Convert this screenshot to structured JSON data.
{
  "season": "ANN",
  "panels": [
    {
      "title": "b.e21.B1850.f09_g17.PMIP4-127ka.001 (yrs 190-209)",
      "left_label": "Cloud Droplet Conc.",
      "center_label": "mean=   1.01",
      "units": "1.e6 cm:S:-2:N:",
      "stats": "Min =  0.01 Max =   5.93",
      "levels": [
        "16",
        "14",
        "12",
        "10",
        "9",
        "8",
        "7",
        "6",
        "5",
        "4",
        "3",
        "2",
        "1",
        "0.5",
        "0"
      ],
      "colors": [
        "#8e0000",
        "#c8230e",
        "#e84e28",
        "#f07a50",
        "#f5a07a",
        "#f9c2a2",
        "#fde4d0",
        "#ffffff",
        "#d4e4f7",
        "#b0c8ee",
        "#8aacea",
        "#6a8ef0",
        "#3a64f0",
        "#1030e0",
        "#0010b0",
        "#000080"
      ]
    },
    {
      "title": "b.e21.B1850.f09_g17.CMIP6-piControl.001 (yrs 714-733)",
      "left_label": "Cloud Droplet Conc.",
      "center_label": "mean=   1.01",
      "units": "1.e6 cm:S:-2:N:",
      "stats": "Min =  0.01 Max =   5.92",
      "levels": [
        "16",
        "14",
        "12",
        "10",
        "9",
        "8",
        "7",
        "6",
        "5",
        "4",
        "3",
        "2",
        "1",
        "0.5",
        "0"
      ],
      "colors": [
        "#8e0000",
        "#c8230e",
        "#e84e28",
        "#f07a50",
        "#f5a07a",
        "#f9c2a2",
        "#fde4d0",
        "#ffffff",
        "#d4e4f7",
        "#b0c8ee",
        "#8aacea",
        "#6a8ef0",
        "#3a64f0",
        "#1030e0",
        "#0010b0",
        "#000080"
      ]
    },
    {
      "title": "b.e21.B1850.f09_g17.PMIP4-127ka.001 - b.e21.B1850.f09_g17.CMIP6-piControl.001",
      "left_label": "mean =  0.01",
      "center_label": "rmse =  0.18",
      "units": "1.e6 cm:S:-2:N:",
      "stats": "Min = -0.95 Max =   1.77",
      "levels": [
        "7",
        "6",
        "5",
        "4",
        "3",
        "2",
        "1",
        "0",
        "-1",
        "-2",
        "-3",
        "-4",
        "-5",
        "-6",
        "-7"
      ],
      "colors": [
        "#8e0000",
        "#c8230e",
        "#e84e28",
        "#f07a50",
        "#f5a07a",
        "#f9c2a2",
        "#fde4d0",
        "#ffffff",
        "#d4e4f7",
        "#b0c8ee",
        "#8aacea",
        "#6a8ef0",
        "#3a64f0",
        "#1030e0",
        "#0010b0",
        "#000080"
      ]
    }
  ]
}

● PROBLEM:
Using the material above, print every entry exactly as written.

● ANSWER IN FULL:
Convert this screenshot to structured JSON data.
{
  "season": "ANN",
  "panels": [
    {
      "title": "b.e21.B1850.f09_g17.PMIP4-127ka.001 (yrs 190-209)",
      "left_label": "Cloud Droplet Conc.",
      "center_label": "mean=   1.01",
      "units": "1.e6 cm:S:-2:N:",
      "stats": "Min =  0.01 Max =   5.93",
      "levels": [
        "16",
        "14",
        "12",
        "10",
        "9",
        "8",
        "7",
        "6",
        "5",
        "4",
        "3",
        "2",
        "1",
        "0.5",
        "0"
      ],
      "colors": [
        "#8e0000",
        "#c8230e",
        "#e84e28",
        "#f07a50",
        "#f5a07a",
        "#f9c2a2",
        "#fde4d0",
        "#ffffff",
        "#d4e4f7",
        "#b0c8ee",
        "#8aacea",
        "#6a8ef0",
        "#3a64f0",
        "#1030e0",
        "#0010b0",
        "#000080"
      ]
    },
    {
      "title": "b.e21.B1850.f09_g17.CMIP6-piControl.001 (yrs 714-733)",
      "left_label": "Cloud Droplet Conc.",
      "center_label": "mean=   1.01",
      "units": "1.e6 cm:S:-2:N:",
      "stats": "Min =  0.01 Max =   5.92",
      "levels": [
        "16",
        "14",
        "12",
        "10",
        "9",
        "8",
        "7",
        "6",
        "5",
        "4",
        "3",
        "2",
        "1",
        "0.5",
        "0"
      ],
      "colors": [
        "#8e0000",
        "#c8230e",
        "#e84e28",
        "#f07a50",
        "#f5a07a",
        "#f9c2a2",
        "#fde4d0",
        "#ffffff",
        "#d4e4f7",
        "#b0c8ee",
        "#8aacea",
        "#6a8ef0",
        "#3a64f0",
        "#1030e0",
        "#0010b0",
        "#000080"
      ]
    },
    {
      "title": "b.e21.B1850.f09_g17.PMIP4-127ka.001 - b.e21.B1850.f09_g17.CMIP6-piControl.001",
      "left_label": "mean =  0.01",
      "center_label": "rmse =  0.18",
      "units": "1.e6 cm:S:-2:N:",
      "stats": "Min = -0.95 Max =   1.77",
      "levels": [
        "7",
        "6",
        "5",
        "4",
        "3",
        "2",
        "1",
        "0",
        "-1",
        "-2",
        "-3",
        "-4",
        "-5",
        "-6",
        "-7"
      ],
      "colors": [
        "#8e0000",
        "#c8230e",
        "#e84e28",
        "#f07a50",
        "#f5a07a",
        "#f9c2a2",
        "#fde4d0",
        "#ffffff",
        "#d4e4f7",
        "#b0c8ee",
        "#8aacea",
        "#6a8ef0",
        "#3a64f0",
        "#1030e0",
        "#0010b0",
        "#000080"
      ]
    }
  ]
}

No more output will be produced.